■ Supplied data:
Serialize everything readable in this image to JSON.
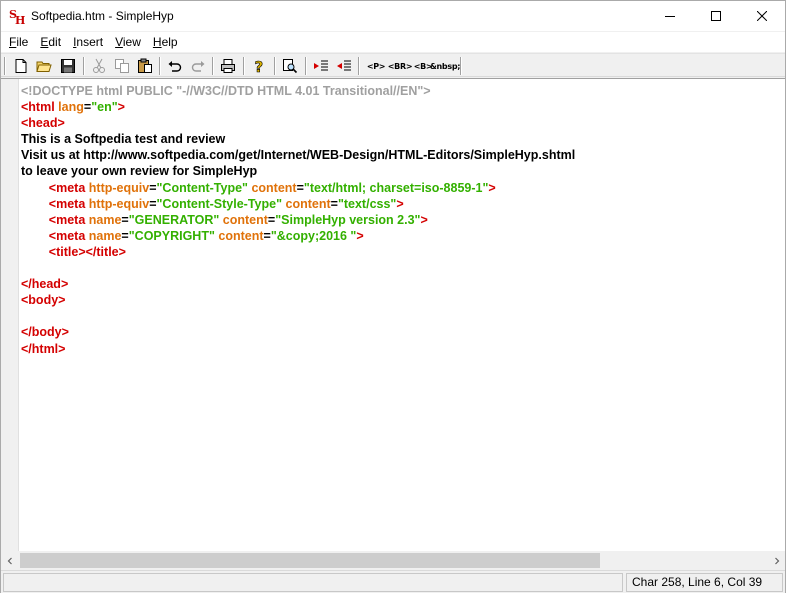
{
  "window": {
    "title": "Softpedia.htm - SimpleHyp"
  },
  "menu": [
    {
      "label": "File",
      "accel": "F",
      "rest": "ile"
    },
    {
      "label": "Edit",
      "accel": "E",
      "rest": "dit"
    },
    {
      "label": "Insert",
      "accel": "I",
      "rest": "nsert"
    },
    {
      "label": "View",
      "accel": "V",
      "rest": "iew"
    },
    {
      "label": "Help",
      "accel": "H",
      "rest": "elp"
    }
  ],
  "toolbar": {
    "tags": [
      "<P>",
      "<BR>",
      "<B>",
      "&nbsp;"
    ],
    "icons": [
      "new-file-icon",
      "open-folder-icon",
      "save-icon",
      "cut-icon",
      "copy-icon",
      "paste-icon",
      "undo-icon",
      "redo-icon",
      "print-icon",
      "help-icon",
      "find-icon",
      "indent-icon",
      "outdent-icon"
    ]
  },
  "editor": {
    "lines": [
      [
        {
          "t": "<!DOCTYPE html PUBLIC \"-//W3C//DTD HTML 4.01 Transitional//EN\">",
          "c": "doctype"
        }
      ],
      [
        {
          "t": "<html ",
          "c": "tag"
        },
        {
          "t": "lang",
          "c": "attr"
        },
        {
          "t": "=",
          "c": "eq"
        },
        {
          "t": "\"en\"",
          "c": "val"
        },
        {
          "t": ">",
          "c": "tag"
        }
      ],
      [
        {
          "t": "<head>",
          "c": "tag"
        }
      ],
      [
        {
          "t": "This is a Softpedia test and review",
          "c": "text"
        }
      ],
      [
        {
          "t": "Visit us at http://www.softpedia.com/get/Internet/WEB-Design/HTML-Editors/SimpleHyp.shtml",
          "c": "text"
        }
      ],
      [
        {
          "t": "to leave your own review for SimpleHyp",
          "c": "text"
        }
      ],
      [
        {
          "t": "        ",
          "c": "text"
        },
        {
          "t": "<meta ",
          "c": "tag"
        },
        {
          "t": "http-equiv",
          "c": "attr"
        },
        {
          "t": "=",
          "c": "eq"
        },
        {
          "t": "\"Content-Type\"",
          "c": "val"
        },
        {
          "t": " content",
          "c": "attr"
        },
        {
          "t": "=",
          "c": "eq"
        },
        {
          "t": "\"text/html; charset=iso-8859-1\"",
          "c": "val"
        },
        {
          "t": ">",
          "c": "tag"
        }
      ],
      [
        {
          "t": "        ",
          "c": "text"
        },
        {
          "t": "<meta ",
          "c": "tag"
        },
        {
          "t": "http-equiv",
          "c": "attr"
        },
        {
          "t": "=",
          "c": "eq"
        },
        {
          "t": "\"Content-Style-Type\"",
          "c": "val"
        },
        {
          "t": " content",
          "c": "attr"
        },
        {
          "t": "=",
          "c": "eq"
        },
        {
          "t": "\"text/css\"",
          "c": "val"
        },
        {
          "t": ">",
          "c": "tag"
        }
      ],
      [
        {
          "t": "        ",
          "c": "text"
        },
        {
          "t": "<meta ",
          "c": "tag"
        },
        {
          "t": "name",
          "c": "attr"
        },
        {
          "t": "=",
          "c": "eq"
        },
        {
          "t": "\"GENERATOR\"",
          "c": "val"
        },
        {
          "t": " content",
          "c": "attr"
        },
        {
          "t": "=",
          "c": "eq"
        },
        {
          "t": "\"SimpleHyp version 2.3\"",
          "c": "val"
        },
        {
          "t": ">",
          "c": "tag"
        }
      ],
      [
        {
          "t": "        ",
          "c": "text"
        },
        {
          "t": "<meta ",
          "c": "tag"
        },
        {
          "t": "name",
          "c": "attr"
        },
        {
          "t": "=",
          "c": "eq"
        },
        {
          "t": "\"COPYRIGHT\"",
          "c": "val"
        },
        {
          "t": " content",
          "c": "attr"
        },
        {
          "t": "=",
          "c": "eq"
        },
        {
          "t": "\"&copy;2016 \"",
          "c": "val"
        },
        {
          "t": ">",
          "c": "tag"
        }
      ],
      [
        {
          "t": "        ",
          "c": "text"
        },
        {
          "t": "<title></title>",
          "c": "tag"
        }
      ],
      [],
      [
        {
          "t": "</head>",
          "c": "tag"
        }
      ],
      [
        {
          "t": "<body>",
          "c": "tag"
        }
      ],
      [],
      [
        {
          "t": "</body>",
          "c": "tag"
        }
      ],
      [
        {
          "t": "</html>",
          "c": "tag"
        }
      ]
    ]
  },
  "statusbar": {
    "position": "Char 258, Line 6, Col 39"
  }
}
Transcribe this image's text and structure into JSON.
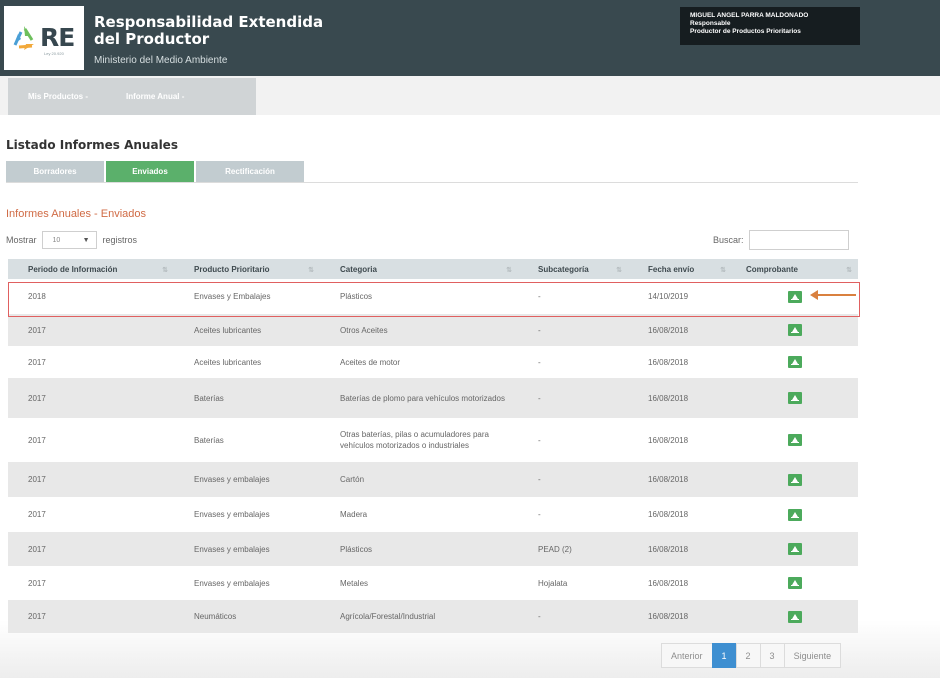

■ Stated task:
Please repeat the entries exactly. Do not include the pictures.

■ Full solution:
Serialize everything readable in this image to JSON.
{
  "window": {
    "title": "Softpedia.htm - SimpleHyp"
  },
  "menu": [
    {
      "label": "File",
      "accel": "F",
      "rest": "ile"
    },
    {
      "label": "Edit",
      "accel": "E",
      "rest": "dit"
    },
    {
      "label": "Insert",
      "accel": "I",
      "rest": "nsert"
    },
    {
      "label": "View",
      "accel": "V",
      "rest": "iew"
    },
    {
      "label": "Help",
      "accel": "H",
      "rest": "elp"
    }
  ],
  "toolbar": {
    "tags": [
      "<P>",
      "<BR>",
      "<B>",
      "&nbsp;"
    ],
    "icons": [
      "new-file-icon",
      "open-folder-icon",
      "save-icon",
      "cut-icon",
      "copy-icon",
      "paste-icon",
      "undo-icon",
      "redo-icon",
      "print-icon",
      "help-icon",
      "find-icon",
      "indent-icon",
      "outdent-icon"
    ]
  },
  "editor": {
    "lines": [
      [
        {
          "t": "<!DOCTYPE html PUBLIC \"-//W3C//DTD HTML 4.01 Transitional//EN\">",
          "c": "doctype"
        }
      ],
      [
        {
          "t": "<html ",
          "c": "tag"
        },
        {
          "t": "lang",
          "c": "attr"
        },
        {
          "t": "=",
          "c": "eq"
        },
        {
          "t": "\"en\"",
          "c": "val"
        },
        {
          "t": ">",
          "c": "tag"
        }
      ],
      [
        {
          "t": "<head>",
          "c": "tag"
        }
      ],
      [
        {
          "t": "This is a Softpedia test and review",
          "c": "text"
        }
      ],
      [
        {
          "t": "Visit us at http://www.softpedia.com/get/Internet/WEB-Design/HTML-Editors/SimpleHyp.shtml",
          "c": "text"
        }
      ],
      [
        {
          "t": "to leave your own review for SimpleHyp",
          "c": "text"
        }
      ],
      [
        {
          "t": "        ",
          "c": "text"
        },
        {
          "t": "<meta ",
          "c": "tag"
        },
        {
          "t": "http-equiv",
          "c": "attr"
        },
        {
          "t": "=",
          "c": "eq"
        },
        {
          "t": "\"Content-Type\"",
          "c": "val"
        },
        {
          "t": " content",
          "c": "attr"
        },
        {
          "t": "=",
          "c": "eq"
        },
        {
          "t": "\"text/html; charset=iso-8859-1\"",
          "c": "val"
        },
        {
          "t": ">",
          "c": "tag"
        }
      ],
      [
        {
          "t": "        ",
          "c": "text"
        },
        {
          "t": "<meta ",
          "c": "tag"
        },
        {
          "t": "http-equiv",
          "c": "attr"
        },
        {
          "t": "=",
          "c": "eq"
        },
        {
          "t": "\"Content-Style-Type\"",
          "c": "val"
        },
        {
          "t": " content",
          "c": "attr"
        },
        {
          "t": "=",
          "c": "eq"
        },
        {
          "t": "\"text/css\"",
          "c": "val"
        },
        {
          "t": ">",
          "c": "tag"
        }
      ],
      [
        {
          "t": "        ",
          "c": "text"
        },
        {
          "t": "<meta ",
          "c": "tag"
        },
        {
          "t": "name",
          "c": "attr"
        },
        {
          "t": "=",
          "c": "eq"
        },
        {
          "t": "\"GENERATOR\"",
          "c": "val"
        },
        {
          "t": " content",
          "c": "attr"
        },
        {
          "t": "=",
          "c": "eq"
        },
        {
          "t": "\"SimpleHyp version 2.3\"",
          "c": "val"
        },
        {
          "t": ">",
          "c": "tag"
        }
      ],
      [
        {
          "t": "        ",
          "c": "text"
        },
        {
          "t": "<meta ",
          "c": "tag"
        },
        {
          "t": "name",
          "c": "attr"
        },
        {
          "t": "=",
          "c": "eq"
        },
        {
          "t": "\"COPYRIGHT\"",
          "c": "val"
        },
        {
          "t": " content",
          "c": "attr"
        },
        {
          "t": "=",
          "c": "eq"
        },
        {
          "t": "\"&copy;2016 \"",
          "c": "val"
        },
        {
          "t": ">",
          "c": "tag"
        }
      ],
      [
        {
          "t": "        ",
          "c": "text"
        },
        {
          "t": "<title></title>",
          "c": "tag"
        }
      ],
      [],
      [
        {
          "t": "</head>",
          "c": "tag"
        }
      ],
      [
        {
          "t": "<body>",
          "c": "tag"
        }
      ],
      [],
      [
        {
          "t": "</body>",
          "c": "tag"
        }
      ],
      [
        {
          "t": "</html>",
          "c": "tag"
        }
      ]
    ]
  },
  "statusbar": {
    "position": "Char 258, Line 6, Col 39"
  }
}
Transcribe this image's text and structure into JSON.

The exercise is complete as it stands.